■ Do this: Count only the lines of the records that hold "управления", then give the number without any other words.

Stored data:
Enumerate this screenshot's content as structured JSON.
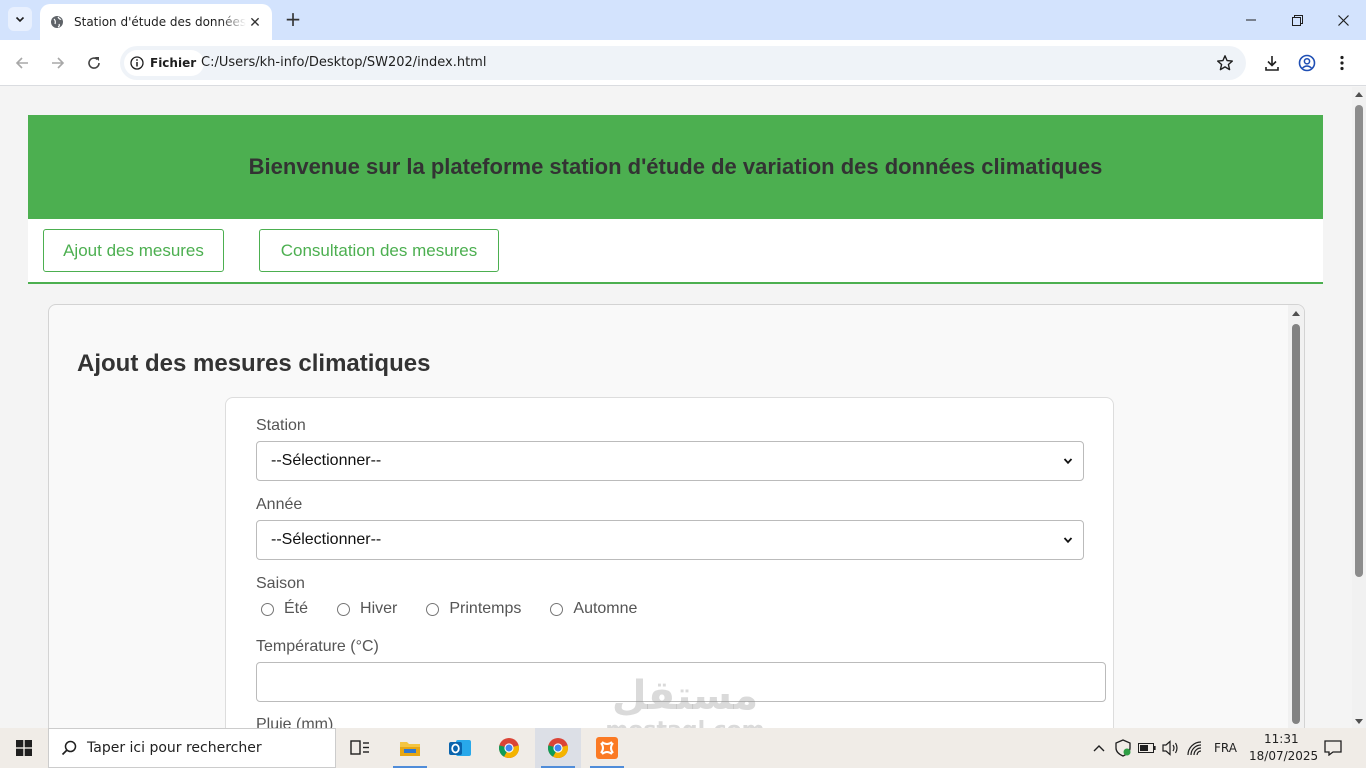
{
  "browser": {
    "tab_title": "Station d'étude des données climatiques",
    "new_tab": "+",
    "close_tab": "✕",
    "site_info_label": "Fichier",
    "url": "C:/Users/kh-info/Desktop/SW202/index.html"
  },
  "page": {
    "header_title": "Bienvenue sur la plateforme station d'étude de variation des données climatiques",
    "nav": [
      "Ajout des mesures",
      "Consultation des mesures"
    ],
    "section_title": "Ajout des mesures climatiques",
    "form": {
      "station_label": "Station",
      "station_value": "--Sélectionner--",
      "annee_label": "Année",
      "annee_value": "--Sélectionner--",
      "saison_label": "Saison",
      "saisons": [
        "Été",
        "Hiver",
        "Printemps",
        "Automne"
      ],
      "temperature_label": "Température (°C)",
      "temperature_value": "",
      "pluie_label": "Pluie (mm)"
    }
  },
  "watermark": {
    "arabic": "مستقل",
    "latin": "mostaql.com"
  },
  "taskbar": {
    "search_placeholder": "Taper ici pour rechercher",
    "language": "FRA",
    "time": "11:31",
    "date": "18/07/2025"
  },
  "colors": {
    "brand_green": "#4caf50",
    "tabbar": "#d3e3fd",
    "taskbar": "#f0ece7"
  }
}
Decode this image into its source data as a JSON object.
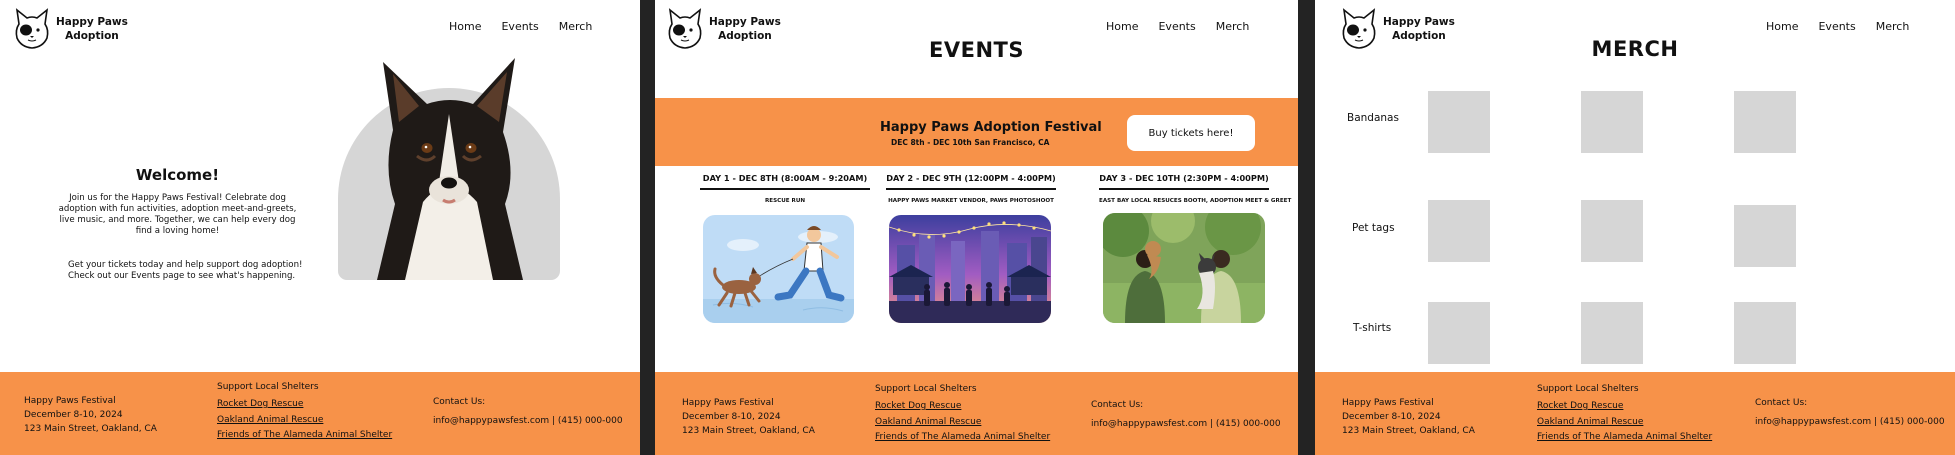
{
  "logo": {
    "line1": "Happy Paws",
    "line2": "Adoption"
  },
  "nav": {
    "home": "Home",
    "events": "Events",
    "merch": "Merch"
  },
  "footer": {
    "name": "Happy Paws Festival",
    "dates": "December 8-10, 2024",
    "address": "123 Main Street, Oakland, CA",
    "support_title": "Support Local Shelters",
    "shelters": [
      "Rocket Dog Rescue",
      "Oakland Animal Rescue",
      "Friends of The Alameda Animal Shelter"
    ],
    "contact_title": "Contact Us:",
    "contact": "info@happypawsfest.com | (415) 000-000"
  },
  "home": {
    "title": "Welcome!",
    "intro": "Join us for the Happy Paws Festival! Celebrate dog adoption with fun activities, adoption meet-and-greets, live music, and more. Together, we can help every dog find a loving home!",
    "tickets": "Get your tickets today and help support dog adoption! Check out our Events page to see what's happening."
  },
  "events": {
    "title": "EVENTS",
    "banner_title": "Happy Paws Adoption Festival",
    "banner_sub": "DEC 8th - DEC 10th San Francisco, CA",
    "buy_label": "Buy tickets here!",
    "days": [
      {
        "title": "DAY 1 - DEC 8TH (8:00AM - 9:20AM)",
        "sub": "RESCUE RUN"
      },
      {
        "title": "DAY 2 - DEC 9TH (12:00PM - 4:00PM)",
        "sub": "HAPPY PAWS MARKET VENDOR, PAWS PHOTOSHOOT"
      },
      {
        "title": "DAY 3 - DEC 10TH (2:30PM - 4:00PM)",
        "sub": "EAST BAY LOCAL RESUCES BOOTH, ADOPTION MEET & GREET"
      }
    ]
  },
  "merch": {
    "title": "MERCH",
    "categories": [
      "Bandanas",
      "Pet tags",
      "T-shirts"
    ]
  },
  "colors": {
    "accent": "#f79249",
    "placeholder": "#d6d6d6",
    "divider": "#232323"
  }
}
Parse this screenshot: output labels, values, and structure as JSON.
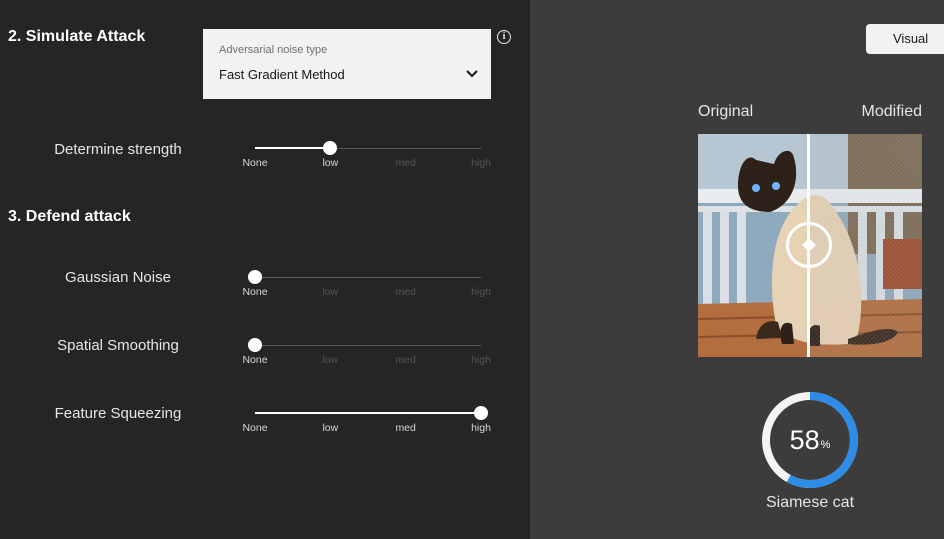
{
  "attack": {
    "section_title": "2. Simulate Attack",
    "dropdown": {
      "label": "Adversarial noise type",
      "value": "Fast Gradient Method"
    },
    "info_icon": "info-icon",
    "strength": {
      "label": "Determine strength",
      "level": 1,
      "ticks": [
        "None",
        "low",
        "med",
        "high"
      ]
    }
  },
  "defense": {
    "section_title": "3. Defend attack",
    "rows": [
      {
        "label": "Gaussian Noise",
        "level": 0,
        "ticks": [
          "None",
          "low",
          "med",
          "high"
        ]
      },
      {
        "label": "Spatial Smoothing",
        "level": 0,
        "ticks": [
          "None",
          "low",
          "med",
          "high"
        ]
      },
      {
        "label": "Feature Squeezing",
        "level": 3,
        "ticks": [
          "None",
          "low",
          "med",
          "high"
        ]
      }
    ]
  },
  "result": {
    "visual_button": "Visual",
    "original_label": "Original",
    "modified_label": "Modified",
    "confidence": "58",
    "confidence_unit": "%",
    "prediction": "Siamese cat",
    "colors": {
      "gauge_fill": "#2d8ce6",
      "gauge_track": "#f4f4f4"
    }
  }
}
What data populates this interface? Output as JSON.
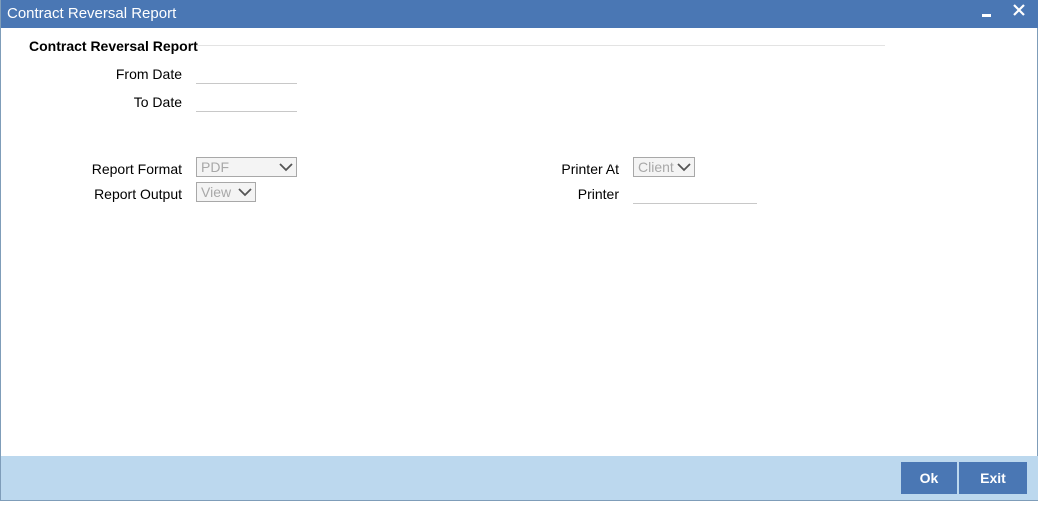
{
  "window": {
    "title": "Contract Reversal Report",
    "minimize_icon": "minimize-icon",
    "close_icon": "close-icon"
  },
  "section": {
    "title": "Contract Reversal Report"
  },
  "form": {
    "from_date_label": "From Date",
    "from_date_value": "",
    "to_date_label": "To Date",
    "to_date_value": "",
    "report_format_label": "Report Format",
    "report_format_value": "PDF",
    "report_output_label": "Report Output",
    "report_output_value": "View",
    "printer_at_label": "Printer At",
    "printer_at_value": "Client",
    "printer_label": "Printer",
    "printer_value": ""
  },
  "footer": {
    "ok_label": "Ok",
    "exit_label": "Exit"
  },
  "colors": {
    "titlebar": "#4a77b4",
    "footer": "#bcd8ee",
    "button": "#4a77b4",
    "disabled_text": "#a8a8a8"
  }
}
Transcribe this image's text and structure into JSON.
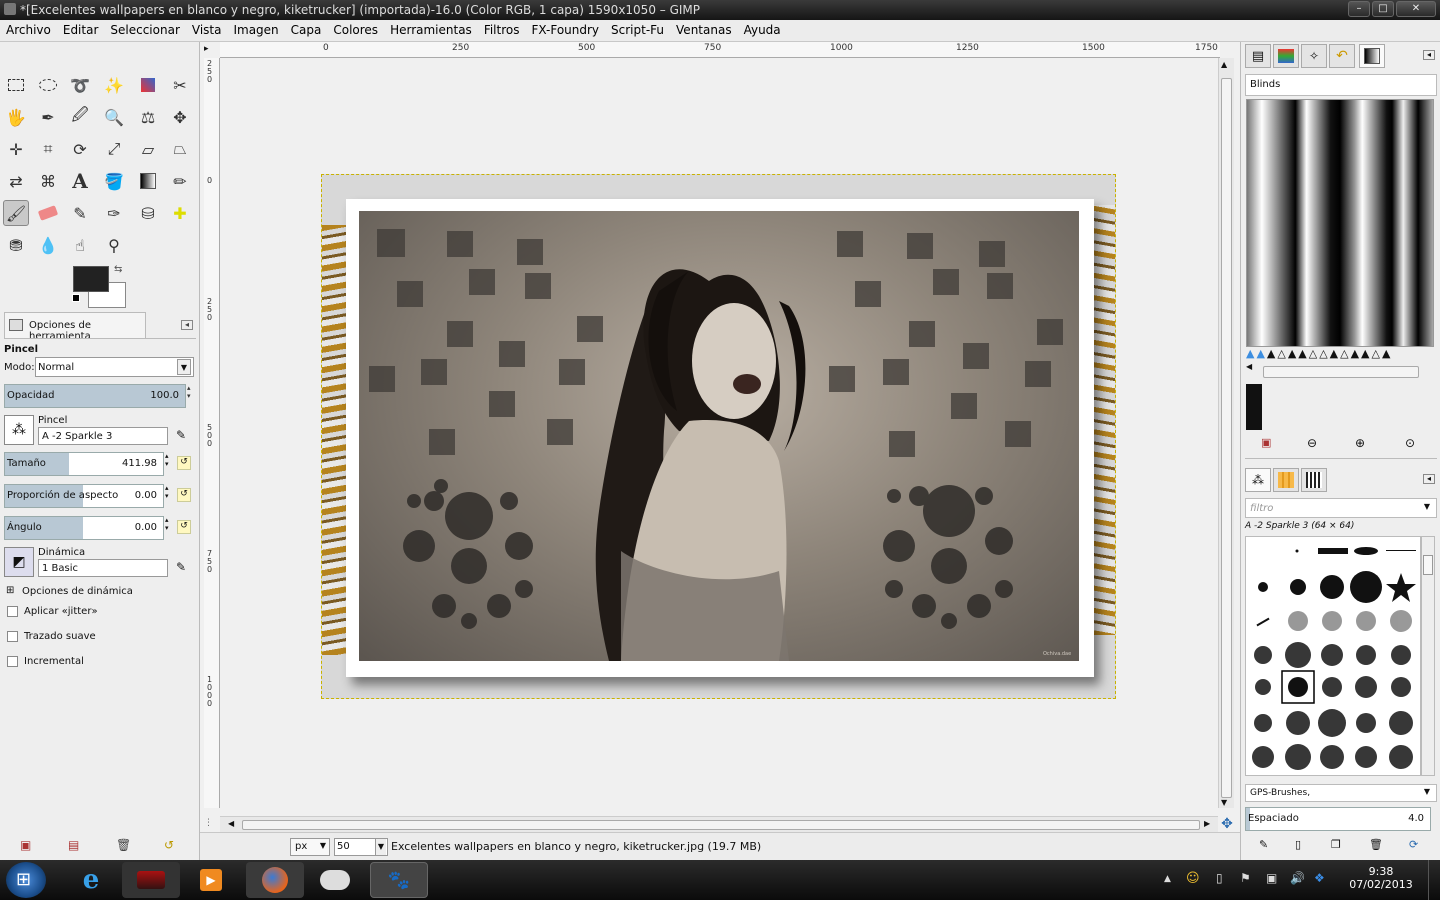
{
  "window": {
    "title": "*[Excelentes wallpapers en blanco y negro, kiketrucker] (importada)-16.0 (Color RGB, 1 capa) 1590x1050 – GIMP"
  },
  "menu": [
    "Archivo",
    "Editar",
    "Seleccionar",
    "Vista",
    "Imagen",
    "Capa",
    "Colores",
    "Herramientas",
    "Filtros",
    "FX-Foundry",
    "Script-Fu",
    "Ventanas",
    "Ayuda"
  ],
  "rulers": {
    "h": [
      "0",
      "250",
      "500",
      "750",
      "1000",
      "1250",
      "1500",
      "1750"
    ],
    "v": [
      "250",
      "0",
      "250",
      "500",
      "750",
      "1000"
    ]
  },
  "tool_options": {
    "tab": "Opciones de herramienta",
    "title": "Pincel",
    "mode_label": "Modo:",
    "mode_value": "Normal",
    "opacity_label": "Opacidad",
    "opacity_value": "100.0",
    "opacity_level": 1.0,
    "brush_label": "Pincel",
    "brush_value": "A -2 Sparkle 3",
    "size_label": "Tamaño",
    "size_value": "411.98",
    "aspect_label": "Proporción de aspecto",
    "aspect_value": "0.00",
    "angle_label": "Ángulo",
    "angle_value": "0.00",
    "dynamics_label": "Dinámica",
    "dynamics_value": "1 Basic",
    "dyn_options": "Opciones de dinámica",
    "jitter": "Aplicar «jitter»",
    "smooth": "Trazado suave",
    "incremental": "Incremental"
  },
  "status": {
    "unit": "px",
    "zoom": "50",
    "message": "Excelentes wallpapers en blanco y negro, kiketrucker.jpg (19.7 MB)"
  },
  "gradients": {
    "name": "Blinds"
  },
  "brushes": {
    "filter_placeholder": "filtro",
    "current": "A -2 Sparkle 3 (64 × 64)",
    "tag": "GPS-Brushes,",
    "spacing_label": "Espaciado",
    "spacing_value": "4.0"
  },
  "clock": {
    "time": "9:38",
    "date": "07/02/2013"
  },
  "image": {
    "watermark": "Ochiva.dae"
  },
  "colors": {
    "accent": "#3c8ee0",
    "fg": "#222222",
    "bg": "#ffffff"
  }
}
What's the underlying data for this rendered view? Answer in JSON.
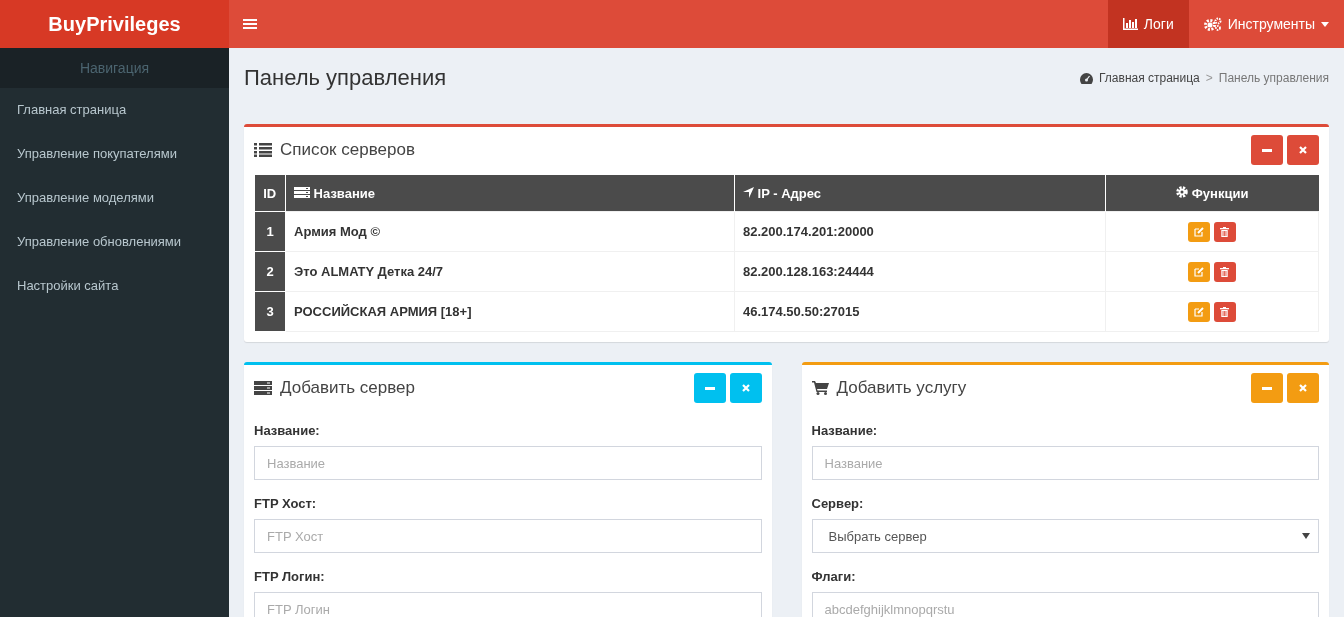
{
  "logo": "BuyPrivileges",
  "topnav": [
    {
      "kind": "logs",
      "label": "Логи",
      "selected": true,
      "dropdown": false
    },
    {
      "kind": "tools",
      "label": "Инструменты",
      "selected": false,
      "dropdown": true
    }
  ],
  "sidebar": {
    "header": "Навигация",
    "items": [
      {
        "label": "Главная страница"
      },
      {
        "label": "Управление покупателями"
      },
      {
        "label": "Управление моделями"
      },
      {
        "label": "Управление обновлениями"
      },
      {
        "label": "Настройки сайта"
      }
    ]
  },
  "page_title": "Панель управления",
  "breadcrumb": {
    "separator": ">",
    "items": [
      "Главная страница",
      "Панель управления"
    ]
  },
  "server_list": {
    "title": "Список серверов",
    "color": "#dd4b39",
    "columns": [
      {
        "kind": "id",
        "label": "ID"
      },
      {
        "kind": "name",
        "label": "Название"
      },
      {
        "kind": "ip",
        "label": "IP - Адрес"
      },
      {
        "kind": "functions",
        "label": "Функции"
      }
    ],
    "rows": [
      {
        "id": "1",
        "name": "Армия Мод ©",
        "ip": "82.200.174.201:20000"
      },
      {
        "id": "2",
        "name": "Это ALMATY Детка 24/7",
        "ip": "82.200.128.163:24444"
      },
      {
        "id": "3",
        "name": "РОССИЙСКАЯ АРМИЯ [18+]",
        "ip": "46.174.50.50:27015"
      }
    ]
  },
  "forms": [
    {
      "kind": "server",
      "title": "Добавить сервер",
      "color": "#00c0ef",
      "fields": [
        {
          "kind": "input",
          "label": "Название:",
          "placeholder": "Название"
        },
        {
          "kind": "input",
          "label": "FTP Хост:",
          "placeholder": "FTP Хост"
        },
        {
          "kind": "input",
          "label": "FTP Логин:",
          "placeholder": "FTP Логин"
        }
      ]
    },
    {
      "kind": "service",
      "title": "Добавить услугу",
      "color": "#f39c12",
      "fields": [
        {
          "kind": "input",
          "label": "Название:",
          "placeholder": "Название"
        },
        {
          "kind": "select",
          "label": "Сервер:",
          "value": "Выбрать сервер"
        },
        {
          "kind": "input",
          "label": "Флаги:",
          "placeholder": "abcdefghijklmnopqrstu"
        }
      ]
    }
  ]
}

■ Answer to this exercise: 2